DIRECTIONS FOR THIS TASK
The data must be returned in full and exactly as given.

DATASET RECORDS

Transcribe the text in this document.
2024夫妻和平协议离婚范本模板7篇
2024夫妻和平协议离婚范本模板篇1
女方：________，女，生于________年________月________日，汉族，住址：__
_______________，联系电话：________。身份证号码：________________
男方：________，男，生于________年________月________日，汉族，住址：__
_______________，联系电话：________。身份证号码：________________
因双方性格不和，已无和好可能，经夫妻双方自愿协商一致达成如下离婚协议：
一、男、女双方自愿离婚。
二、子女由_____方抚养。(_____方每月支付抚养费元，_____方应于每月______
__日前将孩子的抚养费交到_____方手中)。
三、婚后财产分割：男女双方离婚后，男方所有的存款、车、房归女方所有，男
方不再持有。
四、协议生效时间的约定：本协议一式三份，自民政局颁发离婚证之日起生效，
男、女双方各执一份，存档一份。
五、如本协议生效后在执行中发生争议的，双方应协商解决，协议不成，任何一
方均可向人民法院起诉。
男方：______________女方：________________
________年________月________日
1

REPLY TO THE TASK
Transcribe the text in this document.
2024夫妻和平协议离婚范本模板7篇
2024夫妻和平协议离婚范本模板篇1
女方：________，女，生于________年________月________日，汉族，住址：__
_______________，联系电话：________。身份证号码：________________
男方：________，男，生于________年________月________日，汉族，住址：__
_______________，联系电话：________。身份证号码：________________
因双方性格不和，已无和好可能，经夫妻双方自愿协商一致达成如下离婚协议：
一、男、女双方自愿离婚。
二、子女由_____方抚养。(_____方每月支付抚养费元，_____方应于每月______
__日前将孩子的抚养费交到_____方手中)。
三、婚后财产分割：男女双方离婚后，男方所有的存款、车、房归女方所有，男
方不再持有。
四、协议生效时间的约定：本协议一式三份，自民政局颁发离婚证之日起生效，
男、女双方各执一份，存档一份。
五、如本协议生效后在执行中发生争议的，双方应协商解决，协议不成，任何一
方均可向人民法院起诉。
男方：______________女方：________________
________年________月________日
1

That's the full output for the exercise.